■ **Instruction**:
Identify every line in the records below that contains the word "navigate", and reproduce each one.

■ **Raw data**:
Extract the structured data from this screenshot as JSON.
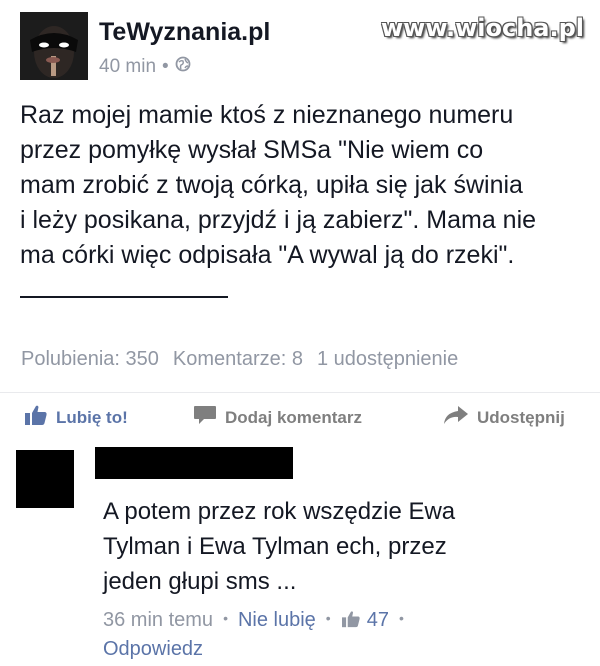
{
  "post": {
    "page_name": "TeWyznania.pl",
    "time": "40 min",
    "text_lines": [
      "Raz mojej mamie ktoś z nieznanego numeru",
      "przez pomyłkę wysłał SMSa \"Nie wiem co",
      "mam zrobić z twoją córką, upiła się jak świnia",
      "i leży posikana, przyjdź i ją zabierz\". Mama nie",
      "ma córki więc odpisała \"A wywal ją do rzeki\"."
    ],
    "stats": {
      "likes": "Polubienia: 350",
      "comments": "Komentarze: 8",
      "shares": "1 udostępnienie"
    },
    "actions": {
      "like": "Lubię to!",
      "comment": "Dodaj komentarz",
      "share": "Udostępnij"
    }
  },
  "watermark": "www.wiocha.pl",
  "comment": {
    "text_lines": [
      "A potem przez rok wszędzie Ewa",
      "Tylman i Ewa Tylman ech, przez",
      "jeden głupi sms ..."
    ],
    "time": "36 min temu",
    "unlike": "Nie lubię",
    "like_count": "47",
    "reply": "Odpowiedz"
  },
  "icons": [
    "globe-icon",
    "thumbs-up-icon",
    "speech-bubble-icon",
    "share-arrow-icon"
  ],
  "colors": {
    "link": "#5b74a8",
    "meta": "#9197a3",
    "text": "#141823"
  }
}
...
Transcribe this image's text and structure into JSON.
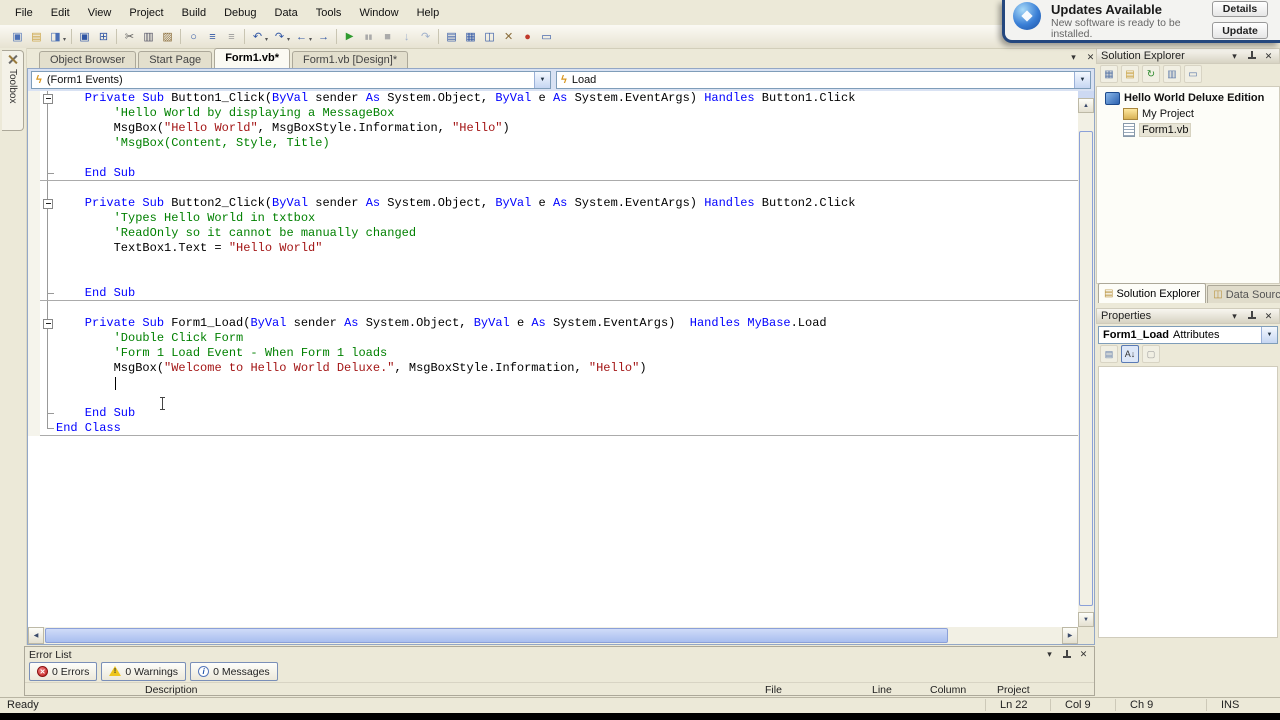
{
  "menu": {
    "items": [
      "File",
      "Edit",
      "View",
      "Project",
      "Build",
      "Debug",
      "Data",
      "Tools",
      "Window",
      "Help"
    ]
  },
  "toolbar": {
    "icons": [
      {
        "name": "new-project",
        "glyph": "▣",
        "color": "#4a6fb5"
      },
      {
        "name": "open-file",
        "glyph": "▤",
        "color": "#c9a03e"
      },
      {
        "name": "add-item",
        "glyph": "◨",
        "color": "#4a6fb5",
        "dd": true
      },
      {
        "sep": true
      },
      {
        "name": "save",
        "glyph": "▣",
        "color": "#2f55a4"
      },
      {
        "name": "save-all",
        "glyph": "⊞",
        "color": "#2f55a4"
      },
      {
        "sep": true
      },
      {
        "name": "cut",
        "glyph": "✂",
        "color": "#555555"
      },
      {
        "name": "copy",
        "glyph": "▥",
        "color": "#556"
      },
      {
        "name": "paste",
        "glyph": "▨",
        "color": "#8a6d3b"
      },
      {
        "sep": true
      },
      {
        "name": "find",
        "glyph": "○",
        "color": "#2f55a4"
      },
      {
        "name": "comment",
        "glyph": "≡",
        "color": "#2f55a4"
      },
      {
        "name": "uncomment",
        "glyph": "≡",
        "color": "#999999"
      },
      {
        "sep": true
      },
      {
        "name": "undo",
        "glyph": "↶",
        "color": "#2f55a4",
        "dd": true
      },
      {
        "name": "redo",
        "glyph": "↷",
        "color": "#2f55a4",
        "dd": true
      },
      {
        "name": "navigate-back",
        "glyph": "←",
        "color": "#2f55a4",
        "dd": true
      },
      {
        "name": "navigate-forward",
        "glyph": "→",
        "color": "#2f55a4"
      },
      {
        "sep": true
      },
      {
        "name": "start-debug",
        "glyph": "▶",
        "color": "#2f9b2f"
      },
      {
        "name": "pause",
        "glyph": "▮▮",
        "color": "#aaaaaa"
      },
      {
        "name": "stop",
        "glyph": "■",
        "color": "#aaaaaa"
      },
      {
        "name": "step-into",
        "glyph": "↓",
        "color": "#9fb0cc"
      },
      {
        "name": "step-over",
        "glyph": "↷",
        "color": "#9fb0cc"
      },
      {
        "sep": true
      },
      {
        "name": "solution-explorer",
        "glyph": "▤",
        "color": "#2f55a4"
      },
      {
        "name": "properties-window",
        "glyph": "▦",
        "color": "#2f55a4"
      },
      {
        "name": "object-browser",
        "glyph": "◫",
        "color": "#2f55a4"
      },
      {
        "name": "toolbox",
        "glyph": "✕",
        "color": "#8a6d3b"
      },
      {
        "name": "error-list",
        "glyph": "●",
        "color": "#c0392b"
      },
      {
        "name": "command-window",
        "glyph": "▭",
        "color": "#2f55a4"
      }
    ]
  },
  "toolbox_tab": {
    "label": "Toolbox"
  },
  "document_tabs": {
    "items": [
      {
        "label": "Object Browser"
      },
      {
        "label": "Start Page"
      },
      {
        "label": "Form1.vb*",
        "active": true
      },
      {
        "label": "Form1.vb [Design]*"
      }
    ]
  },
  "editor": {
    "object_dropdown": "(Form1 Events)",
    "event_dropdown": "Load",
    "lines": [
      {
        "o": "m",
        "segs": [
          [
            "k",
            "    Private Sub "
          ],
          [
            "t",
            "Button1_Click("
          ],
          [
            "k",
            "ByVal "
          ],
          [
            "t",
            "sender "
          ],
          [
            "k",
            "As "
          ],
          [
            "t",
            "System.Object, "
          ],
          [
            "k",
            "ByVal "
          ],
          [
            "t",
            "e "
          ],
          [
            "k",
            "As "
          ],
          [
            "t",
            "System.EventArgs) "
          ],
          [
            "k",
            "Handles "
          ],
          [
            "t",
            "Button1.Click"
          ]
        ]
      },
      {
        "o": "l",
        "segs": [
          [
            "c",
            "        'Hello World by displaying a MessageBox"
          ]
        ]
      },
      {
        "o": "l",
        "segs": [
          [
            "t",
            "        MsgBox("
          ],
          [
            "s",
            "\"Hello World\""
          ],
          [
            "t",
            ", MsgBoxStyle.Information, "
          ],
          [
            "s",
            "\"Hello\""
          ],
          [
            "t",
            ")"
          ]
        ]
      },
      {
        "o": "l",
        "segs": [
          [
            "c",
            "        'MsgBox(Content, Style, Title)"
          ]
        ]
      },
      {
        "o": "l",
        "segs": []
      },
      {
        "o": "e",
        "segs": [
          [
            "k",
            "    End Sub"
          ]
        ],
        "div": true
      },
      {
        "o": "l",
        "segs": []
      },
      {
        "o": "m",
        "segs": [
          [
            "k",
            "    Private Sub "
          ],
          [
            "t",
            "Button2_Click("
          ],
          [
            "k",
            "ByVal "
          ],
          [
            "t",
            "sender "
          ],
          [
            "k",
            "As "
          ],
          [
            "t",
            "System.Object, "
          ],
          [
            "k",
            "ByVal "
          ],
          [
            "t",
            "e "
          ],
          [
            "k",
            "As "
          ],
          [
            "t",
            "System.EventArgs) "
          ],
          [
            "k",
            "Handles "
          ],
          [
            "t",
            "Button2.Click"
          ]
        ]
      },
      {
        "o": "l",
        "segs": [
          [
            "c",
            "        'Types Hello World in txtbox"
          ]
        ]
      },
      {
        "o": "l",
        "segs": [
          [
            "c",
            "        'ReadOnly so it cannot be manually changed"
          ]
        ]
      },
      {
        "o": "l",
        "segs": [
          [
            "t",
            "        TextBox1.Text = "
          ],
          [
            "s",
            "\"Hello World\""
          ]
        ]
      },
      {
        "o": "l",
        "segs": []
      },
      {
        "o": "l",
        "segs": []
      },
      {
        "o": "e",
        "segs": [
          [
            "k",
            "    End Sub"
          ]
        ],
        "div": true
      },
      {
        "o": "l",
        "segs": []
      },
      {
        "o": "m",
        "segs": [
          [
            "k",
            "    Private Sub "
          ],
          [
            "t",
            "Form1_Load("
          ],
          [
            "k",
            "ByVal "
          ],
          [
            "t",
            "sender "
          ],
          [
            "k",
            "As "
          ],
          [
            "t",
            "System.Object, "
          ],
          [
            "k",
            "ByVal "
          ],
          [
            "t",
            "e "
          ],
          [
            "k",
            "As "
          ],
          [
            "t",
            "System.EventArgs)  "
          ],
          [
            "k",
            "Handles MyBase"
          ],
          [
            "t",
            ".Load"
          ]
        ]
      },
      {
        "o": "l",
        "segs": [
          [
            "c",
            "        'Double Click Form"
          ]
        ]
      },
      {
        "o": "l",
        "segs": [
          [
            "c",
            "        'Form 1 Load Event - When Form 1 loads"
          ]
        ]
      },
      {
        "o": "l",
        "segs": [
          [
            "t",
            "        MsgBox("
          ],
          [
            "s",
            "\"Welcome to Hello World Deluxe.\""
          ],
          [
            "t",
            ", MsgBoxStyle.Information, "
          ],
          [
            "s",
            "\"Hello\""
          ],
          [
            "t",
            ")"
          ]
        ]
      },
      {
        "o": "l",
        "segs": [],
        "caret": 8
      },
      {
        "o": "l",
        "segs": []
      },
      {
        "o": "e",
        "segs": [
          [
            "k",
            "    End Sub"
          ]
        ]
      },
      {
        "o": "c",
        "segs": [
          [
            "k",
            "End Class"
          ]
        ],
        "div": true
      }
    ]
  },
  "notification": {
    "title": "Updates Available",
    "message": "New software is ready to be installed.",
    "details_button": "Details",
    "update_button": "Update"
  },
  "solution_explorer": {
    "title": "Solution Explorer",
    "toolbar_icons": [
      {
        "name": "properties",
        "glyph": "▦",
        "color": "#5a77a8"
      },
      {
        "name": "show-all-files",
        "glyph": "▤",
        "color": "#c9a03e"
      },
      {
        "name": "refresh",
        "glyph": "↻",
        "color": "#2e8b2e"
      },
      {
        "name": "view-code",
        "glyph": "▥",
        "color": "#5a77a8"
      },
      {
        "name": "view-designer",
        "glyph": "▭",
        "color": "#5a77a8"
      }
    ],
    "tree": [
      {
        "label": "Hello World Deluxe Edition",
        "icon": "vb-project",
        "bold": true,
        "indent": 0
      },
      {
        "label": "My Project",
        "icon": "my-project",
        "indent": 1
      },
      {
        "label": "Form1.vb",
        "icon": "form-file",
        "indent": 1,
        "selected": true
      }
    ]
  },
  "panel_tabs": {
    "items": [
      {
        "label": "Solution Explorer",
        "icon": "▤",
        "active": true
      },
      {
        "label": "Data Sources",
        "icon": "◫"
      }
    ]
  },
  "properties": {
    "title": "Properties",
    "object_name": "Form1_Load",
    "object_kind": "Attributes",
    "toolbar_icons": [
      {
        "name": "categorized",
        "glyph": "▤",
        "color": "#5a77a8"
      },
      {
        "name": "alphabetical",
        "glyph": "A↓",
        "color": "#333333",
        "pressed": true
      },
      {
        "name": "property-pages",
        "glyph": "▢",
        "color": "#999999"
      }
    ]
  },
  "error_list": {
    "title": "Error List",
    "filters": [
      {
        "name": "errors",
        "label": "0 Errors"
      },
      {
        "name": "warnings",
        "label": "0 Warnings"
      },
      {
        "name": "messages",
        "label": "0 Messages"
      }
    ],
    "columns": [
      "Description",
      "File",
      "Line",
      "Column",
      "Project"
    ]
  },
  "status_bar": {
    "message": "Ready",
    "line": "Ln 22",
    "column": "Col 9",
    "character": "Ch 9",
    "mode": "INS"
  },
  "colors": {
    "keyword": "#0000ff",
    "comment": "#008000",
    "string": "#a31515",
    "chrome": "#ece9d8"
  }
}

■ **Result of this task**:
        "name": "navigate-back",
        "name": "navigate-forward",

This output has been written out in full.